▶ Task prompt:
In the entries below, find the lines with the word "data" and copy them.

▶ Information given:

** start **

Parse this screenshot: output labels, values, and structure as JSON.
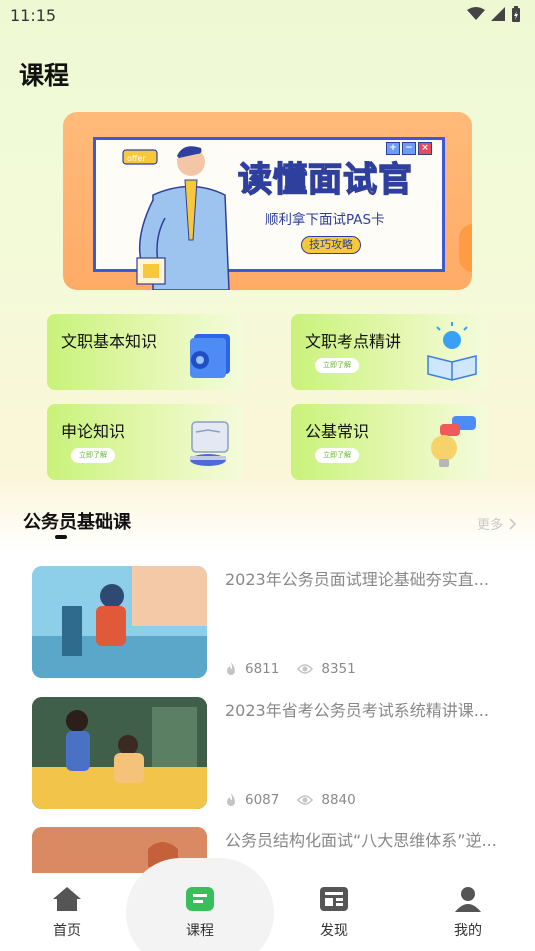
{
  "status": {
    "time": "11:15"
  },
  "page": {
    "title": "课程"
  },
  "banner": {
    "title": "读懂面试官",
    "subtitle": "顺利拿下面试PAS卡",
    "pill": "技巧攻略",
    "tag": "offer"
  },
  "categories": [
    {
      "title": "文职基本知识",
      "pill": ""
    },
    {
      "title": "文职考点精讲",
      "pill": "立即了解"
    },
    {
      "title": "申论知识",
      "pill": "立即了解"
    },
    {
      "title": "公基常识",
      "pill": "立即了解"
    }
  ],
  "section": {
    "title": "公务员基础课",
    "more": "更多"
  },
  "courses": [
    {
      "title": "2023年公务员面试理论基础夯实直...",
      "hot": "6811",
      "views": "8351"
    },
    {
      "title": "2023年省考公务员考试系统精讲课...",
      "hot": "6087",
      "views": "8840"
    },
    {
      "title": "公务员结构化面试“八大思维体系”逆...",
      "hot": "",
      "views": ""
    }
  ],
  "nav": [
    {
      "label": "首页",
      "icon": "home-icon"
    },
    {
      "label": "课程",
      "icon": "course-icon",
      "active": true
    },
    {
      "label": "发现",
      "icon": "discover-icon"
    },
    {
      "label": "我的",
      "icon": "profile-icon"
    }
  ],
  "colors": {
    "accent": "#37c05a",
    "banner": "#ffab66",
    "card": "#c9f27a"
  }
}
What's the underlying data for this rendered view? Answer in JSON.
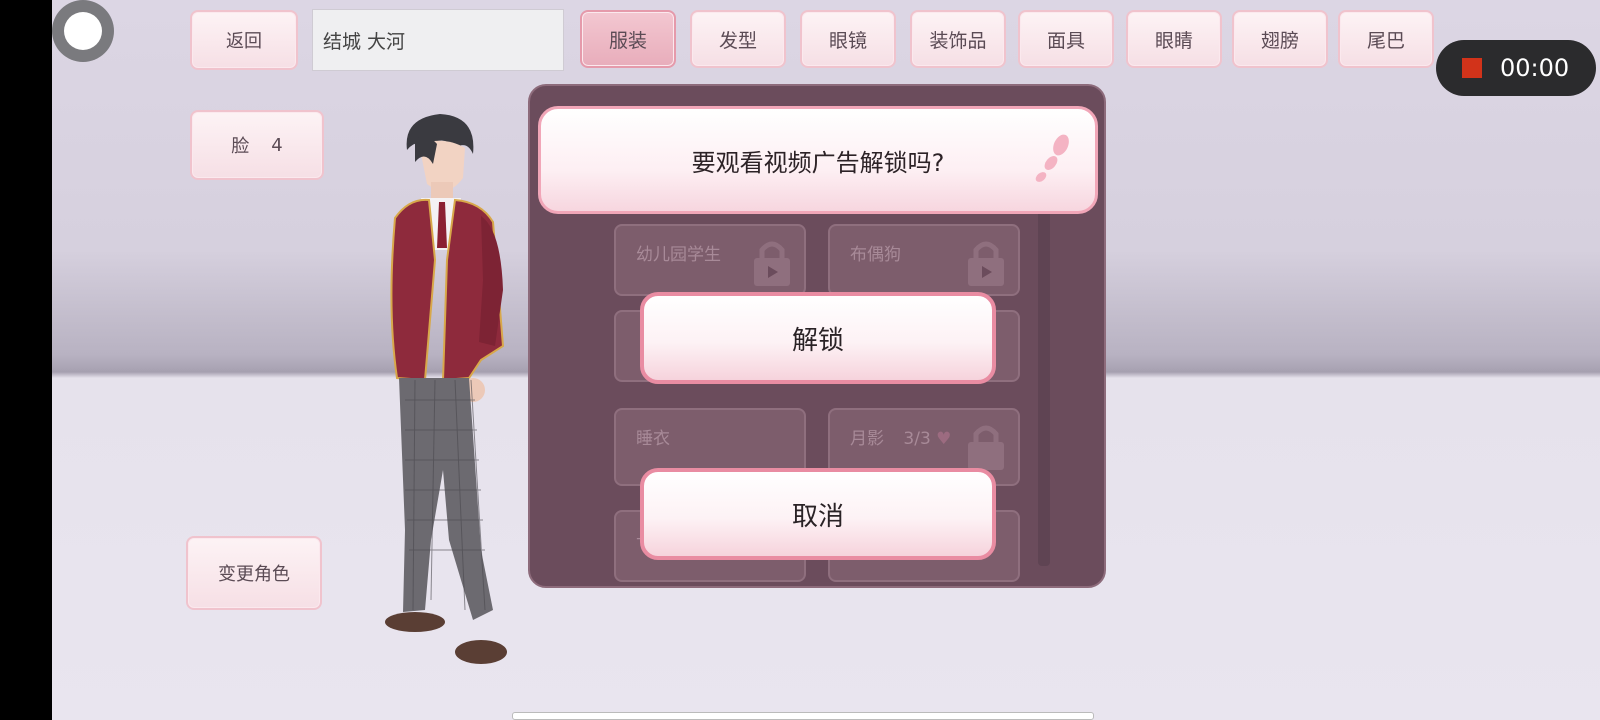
{
  "top_bar": {
    "back_label": "返回",
    "name_value": "结城 大河",
    "tabs": [
      {
        "label": "服装",
        "active": true
      },
      {
        "label": "发型",
        "active": false
      },
      {
        "label": "眼镜",
        "active": false
      },
      {
        "label": "装饰品",
        "active": false
      },
      {
        "label": "面具",
        "active": false
      },
      {
        "label": "眼睛",
        "active": false
      },
      {
        "label": "翅膀",
        "active": false
      },
      {
        "label": "尾巴",
        "active": false
      }
    ]
  },
  "side": {
    "face_label": "脸",
    "face_value": "4",
    "change_character_label": "变更角色"
  },
  "recording": {
    "time": "00:00",
    "color": "#d2331a"
  },
  "background_items": [
    {
      "label": "幼儿园学生"
    },
    {
      "label": "布偶狗"
    },
    {
      "label": "睡衣"
    },
    {
      "label": "月影",
      "count": "3/3"
    },
    {
      "label": "卡"
    }
  ],
  "dialog": {
    "question": "要观看视频广告解锁吗?",
    "unlock_label": "解锁",
    "cancel_label": "取消"
  },
  "colors": {
    "accent_pink": "#e98ca2",
    "dialog_bg": "#6b4c5c"
  }
}
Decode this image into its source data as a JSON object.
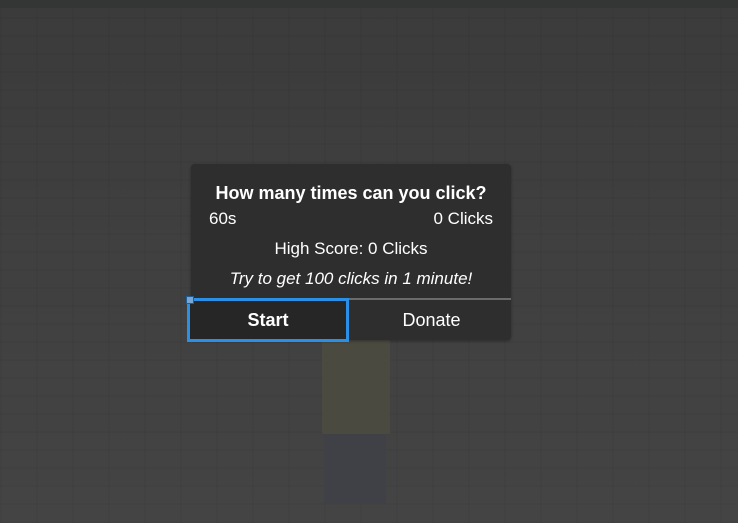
{
  "dialog": {
    "title": "How many times can you click?",
    "timer": "60s",
    "clicks": "0 Clicks",
    "high_score": "High Score: 0 Clicks",
    "hint": "Try to get 100 clicks in 1 minute!"
  },
  "buttons": {
    "start_label": "Start",
    "donate_label": "Donate"
  },
  "colors": {
    "dialog_bg": "#2e2e2e",
    "focus_outline": "#2a8fe6",
    "text": "#ffffff"
  }
}
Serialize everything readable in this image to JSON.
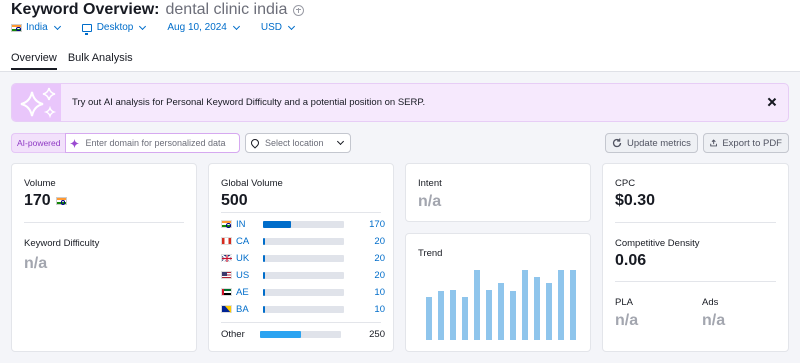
{
  "header": {
    "title": "Keyword Overview:",
    "keyword": "dental clinic india",
    "filters": {
      "country": "India",
      "device": "Desktop",
      "date": "Aug 10, 2024",
      "currency": "USD"
    }
  },
  "tabs": [
    {
      "label": "Overview",
      "active": true
    },
    {
      "label": "Bulk Analysis",
      "active": false
    }
  ],
  "banner": {
    "text_before": "Try out ",
    "link": "AI analysis",
    "text_after": " for Personal Keyword Difficulty and a potential position on SERP."
  },
  "toolbar": {
    "ai_badge": "AI-powered",
    "domain_placeholder": "Enter domain for personalized data",
    "location_placeholder": "Select location",
    "update_label": "Update metrics",
    "export_label": "Export to PDF"
  },
  "cards": {
    "volume": {
      "label": "Volume",
      "value": "170"
    },
    "kd": {
      "label": "Keyword Difficulty",
      "value": "n/a"
    },
    "global_volume": {
      "label": "Global Volume",
      "value": "500",
      "rows": [
        {
          "code": "IN",
          "value": "170",
          "share": 0.34
        },
        {
          "code": "CA",
          "value": "20",
          "share": 0.03
        },
        {
          "code": "UK",
          "value": "20",
          "share": 0.03
        },
        {
          "code": "US",
          "value": "20",
          "share": 0.03
        },
        {
          "code": "AE",
          "value": "10",
          "share": 0.02
        },
        {
          "code": "BA",
          "value": "10",
          "share": 0.02
        }
      ],
      "other": {
        "label": "Other",
        "value": "250",
        "share": 0.5
      }
    },
    "intent": {
      "label": "Intent",
      "value": "n/a"
    },
    "trend": {
      "label": "Trend",
      "values": [
        0.61,
        0.69,
        0.71,
        0.61,
        0.98,
        0.71,
        0.8,
        0.69,
        0.98,
        0.89,
        0.8,
        0.98,
        0.98
      ]
    },
    "cpc": {
      "label": "CPC",
      "value": "$0.30"
    },
    "competitive_density": {
      "label": "Competitive Density",
      "value": "0.06"
    },
    "pla": {
      "label": "PLA",
      "value": "n/a"
    },
    "ads": {
      "label": "Ads",
      "value": "n/a"
    }
  },
  "colors": {
    "accent": "#006dca",
    "trend_bar": "#8fc5ec",
    "other_bar": "#2aa3f1",
    "banner_bg": "#f6e9fd"
  }
}
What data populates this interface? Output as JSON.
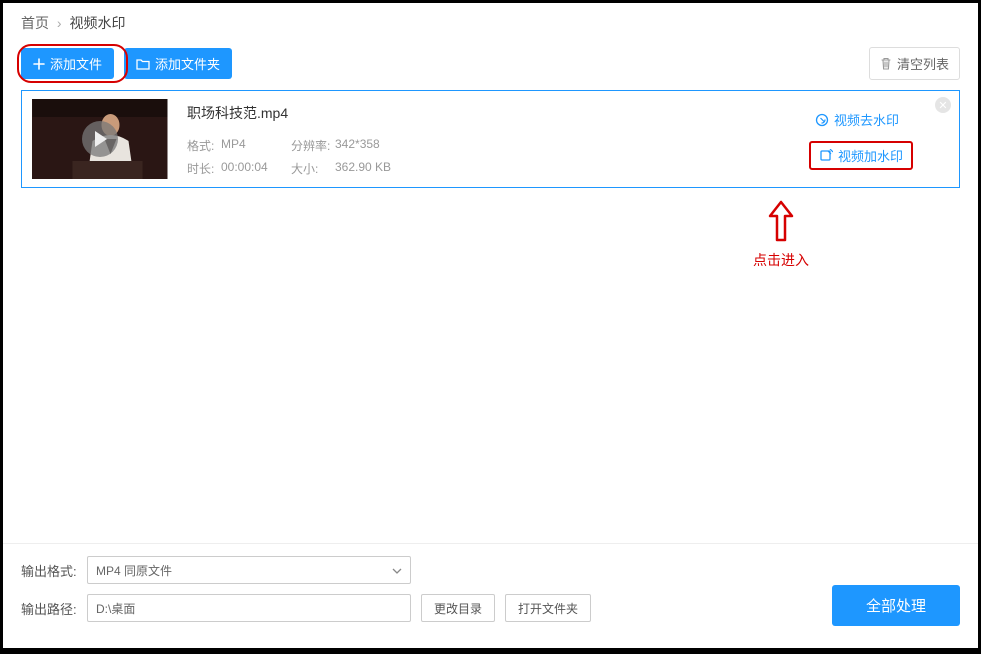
{
  "breadcrumb": {
    "home": "首页",
    "current": "视频水印"
  },
  "toolbar": {
    "add_file": "添加文件",
    "add_folder": "添加文件夹",
    "clear_list": "清空列表"
  },
  "file": {
    "name": "职场科技范.mp4",
    "format_label": "格式:",
    "format": "MP4",
    "resolution_label": "分辨率:",
    "resolution": "342*358",
    "duration_label": "时长:",
    "duration": "00:00:04",
    "size_label": "大小:",
    "size": "362.90 KB"
  },
  "ops": {
    "remove_watermark": "视频去水印",
    "add_watermark": "视频加水印"
  },
  "annotation": {
    "text": "点击进入"
  },
  "footer": {
    "out_format_label": "输出格式:",
    "out_format_value": "MP4  同原文件",
    "out_path_label": "输出路径:",
    "out_path_value": "D:\\桌面",
    "change_dir": "更改目录",
    "open_folder": "打开文件夹",
    "process_all": "全部处理"
  }
}
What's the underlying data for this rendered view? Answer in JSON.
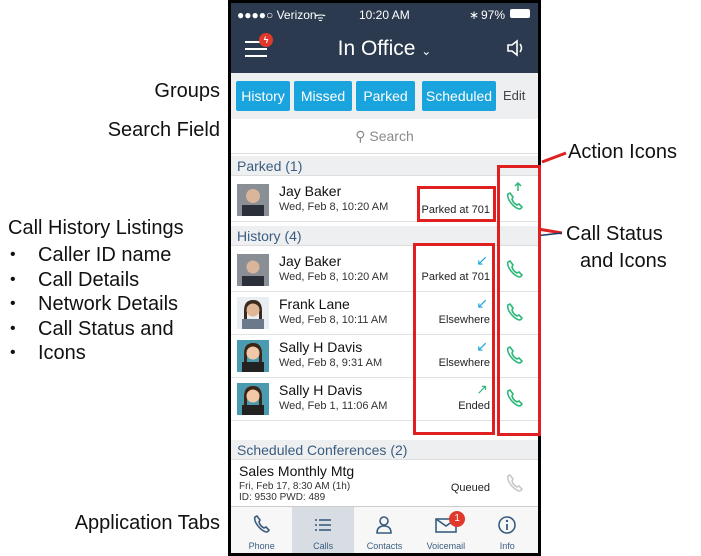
{
  "annotations": {
    "groups": "Groups",
    "search_field": "Search Field",
    "call_history": "Call History Listings",
    "bullets": [
      "Caller ID name",
      "Call Details",
      "Network Details",
      "Call Status and",
      "Icons"
    ],
    "application_tabs": "Application Tabs",
    "action_icons": "Action Icons",
    "call_status_line1": "Call Status",
    "call_status_line2": "and Icons"
  },
  "statusbar": {
    "carrier": "●●●●○ Verizon",
    "time": "10:20 AM",
    "battery": "97%"
  },
  "navbar": {
    "title": "In Office",
    "menu_badge": ""
  },
  "groups": {
    "items": [
      "History",
      "Missed",
      "Parked",
      "Scheduled"
    ],
    "edit": "Edit"
  },
  "search": {
    "placeholder": "Search"
  },
  "sections": {
    "parked": "Parked (1)",
    "history": "History (4)",
    "scheduled": "Scheduled Conferences (2)"
  },
  "parked": [
    {
      "name": "Jay Baker",
      "details": "Wed, Feb 8, 10:20 AM",
      "status": "Parked at 701"
    }
  ],
  "history": [
    {
      "name": "Jay Baker",
      "details": "Wed, Feb 8, 10:20 AM",
      "status": "Parked at 701",
      "arrow": "↙",
      "arrow_color": "#1aa4dd"
    },
    {
      "name": "Frank Lane",
      "details": "Wed, Feb 8, 10:11 AM",
      "status": "Elsewhere",
      "arrow": "↙",
      "arrow_color": "#1aa4dd"
    },
    {
      "name": "Sally H Davis",
      "details": "Wed, Feb 8, 9:31 AM",
      "status": "Elsewhere",
      "arrow": "↙",
      "arrow_color": "#1aa4dd"
    },
    {
      "name": "Sally H Davis",
      "details": "Wed, Feb 1, 11:06 AM",
      "status": "Ended",
      "arrow": "↗",
      "arrow_color": "#2db87a"
    }
  ],
  "conference": {
    "name": "Sales Monthly Mtg",
    "line1": "Fri, Feb 17, 8:30 AM (1h)",
    "line2": "ID: 9530   PWD: 489",
    "status": "Queued"
  },
  "tabs": [
    {
      "label": "Phone",
      "icon": "phone-icon"
    },
    {
      "label": "Calls",
      "icon": "list-icon"
    },
    {
      "label": "Contacts",
      "icon": "contacts-icon"
    },
    {
      "label": "Voicemail",
      "icon": "voicemail-icon",
      "badge": "1"
    },
    {
      "label": "Info",
      "icon": "info-icon"
    }
  ],
  "colors": {
    "header": "#2b3a4e",
    "accent": "#1aa4dd",
    "call_green": "#2db87a",
    "annotation_red": "#e02020"
  }
}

** end **

▶ Written solution:
What's the underlying data for this rendered view? Answer in JSON.
Decode this image into its source data as a JSON object.
    "domain_placeholder": "Enter domain for personalized data",
What data populates this interface? Output as JSON.
What's the underlying data for this rendered view? Answer in JSON.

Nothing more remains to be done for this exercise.